- Aim: Repeat all the material exactly; pictures stay out of your copy.

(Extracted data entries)

══════════

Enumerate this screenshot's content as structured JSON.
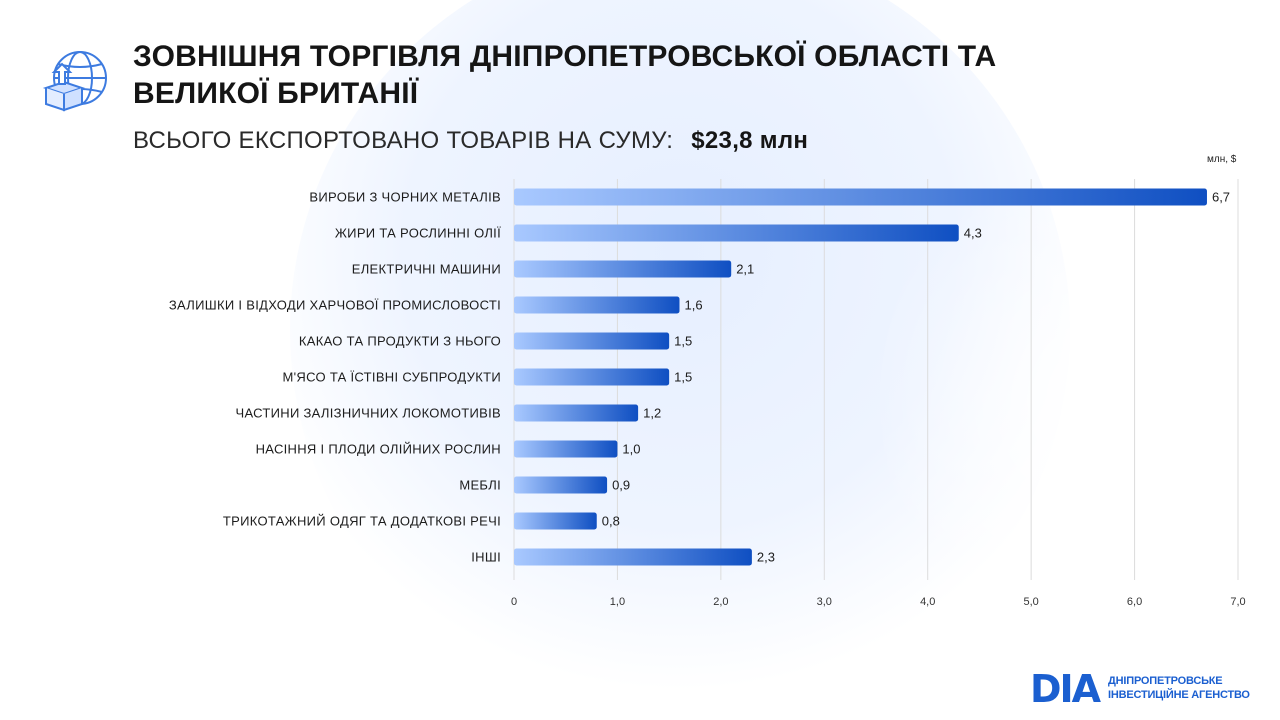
{
  "header": {
    "title_line1": "ЗОВНІШНЯ ТОРГІВЛЯ ДНІПРОПЕТРОВСЬКОЇ ОБЛАСТІ ТА",
    "title_line2": "ВЕЛИКОЇ БРИТАНІЇ",
    "subtitle": "ВСЬОГО ЕКСПОРТОВАНО ТОВАРІВ НА СУМУ:",
    "total": "$23,8 млн"
  },
  "brand": {
    "mark": "DIA",
    "line1": "ДНІПРОПЕТРОВСЬКЕ",
    "line2": "ІНВЕСТИЦІЙНЕ АГЕНСТВО"
  },
  "colors": {
    "bar_start": "#a9c9ff",
    "bar_end": "#0f4fc2",
    "grid": "#dcdcdc"
  },
  "icons": [
    "globe-export-box-icon"
  ],
  "chart_data": {
    "type": "bar",
    "orientation": "horizontal",
    "unit_label": "млн, $",
    "categories": [
      "ВИРОБИ З ЧОРНИХ МЕТАЛІВ",
      "ЖИРИ ТА РОСЛИННІ ОЛІЇ",
      "ЕЛЕКТРИЧНІ МАШИНИ",
      "ЗАЛИШКИ І ВІДХОДИ ХАРЧОВОЇ ПРОМИСЛОВОСТІ",
      "КАКАО ТА ПРОДУКТИ З НЬОГО",
      "М'ЯСО ТА ЇСТІВНІ СУБПРОДУКТИ",
      "ЧАСТИНИ ЗАЛІЗНИЧНИХ ЛОКОМОТИВІВ",
      "НАСІННЯ І ПЛОДИ ОЛІЙНИХ РОСЛИН",
      "МЕБЛІ",
      "ТРИКОТАЖНИЙ ОДЯГ ТА ДОДАТКОВІ РЕЧІ",
      "ІНШІ"
    ],
    "values": [
      6.7,
      4.3,
      2.1,
      1.6,
      1.5,
      1.5,
      1.2,
      1.0,
      0.9,
      0.8,
      2.3
    ],
    "value_labels": [
      "6,7",
      "4,3",
      "2,1",
      "1,6",
      "1,5",
      "1,5",
      "1,2",
      "1,0",
      "0,9",
      "0,8",
      "2,3"
    ],
    "x_ticks": [
      0,
      1,
      2,
      3,
      4,
      5,
      6,
      7
    ],
    "x_tick_labels": [
      "0",
      "1,0",
      "2,0",
      "3,0",
      "4,0",
      "5,0",
      "6,0",
      "7,0"
    ],
    "xlim": [
      0,
      7
    ],
    "grid": "vertical"
  }
}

══════════

- Exercise answer:
Enumerate this screenshot's content as structured JSON.
{
  "header": {
    "title_line1": "ЗОВНІШНЯ ТОРГІВЛЯ ДНІПРОПЕТРОВСЬКОЇ ОБЛАСТІ ТА",
    "title_line2": "ВЕЛИКОЇ БРИТАНІЇ",
    "subtitle": "ВСЬОГО ЕКСПОРТОВАНО ТОВАРІВ НА СУМУ:",
    "total": "$23,8 млн"
  },
  "brand": {
    "mark": "DIA",
    "line1": "ДНІПРОПЕТРОВСЬКЕ",
    "line2": "ІНВЕСТИЦІЙНЕ АГЕНСТВО"
  },
  "colors": {
    "bar_start": "#a9c9ff",
    "bar_end": "#0f4fc2",
    "grid": "#dcdcdc"
  },
  "icons": [
    "globe-export-box-icon"
  ],
  "chart_data": {
    "type": "bar",
    "orientation": "horizontal",
    "unit_label": "млн, $",
    "categories": [
      "ВИРОБИ З ЧОРНИХ МЕТАЛІВ",
      "ЖИРИ ТА РОСЛИННІ ОЛІЇ",
      "ЕЛЕКТРИЧНІ МАШИНИ",
      "ЗАЛИШКИ І ВІДХОДИ ХАРЧОВОЇ ПРОМИСЛОВОСТІ",
      "КАКАО ТА ПРОДУКТИ З НЬОГО",
      "М'ЯСО ТА ЇСТІВНІ СУБПРОДУКТИ",
      "ЧАСТИНИ ЗАЛІЗНИЧНИХ ЛОКОМОТИВІВ",
      "НАСІННЯ І ПЛОДИ ОЛІЙНИХ РОСЛИН",
      "МЕБЛІ",
      "ТРИКОТАЖНИЙ ОДЯГ ТА ДОДАТКОВІ РЕЧІ",
      "ІНШІ"
    ],
    "values": [
      6.7,
      4.3,
      2.1,
      1.6,
      1.5,
      1.5,
      1.2,
      1.0,
      0.9,
      0.8,
      2.3
    ],
    "value_labels": [
      "6,7",
      "4,3",
      "2,1",
      "1,6",
      "1,5",
      "1,5",
      "1,2",
      "1,0",
      "0,9",
      "0,8",
      "2,3"
    ],
    "x_ticks": [
      0,
      1,
      2,
      3,
      4,
      5,
      6,
      7
    ],
    "x_tick_labels": [
      "0",
      "1,0",
      "2,0",
      "3,0",
      "4,0",
      "5,0",
      "6,0",
      "7,0"
    ],
    "xlim": [
      0,
      7
    ],
    "grid": "vertical"
  }
}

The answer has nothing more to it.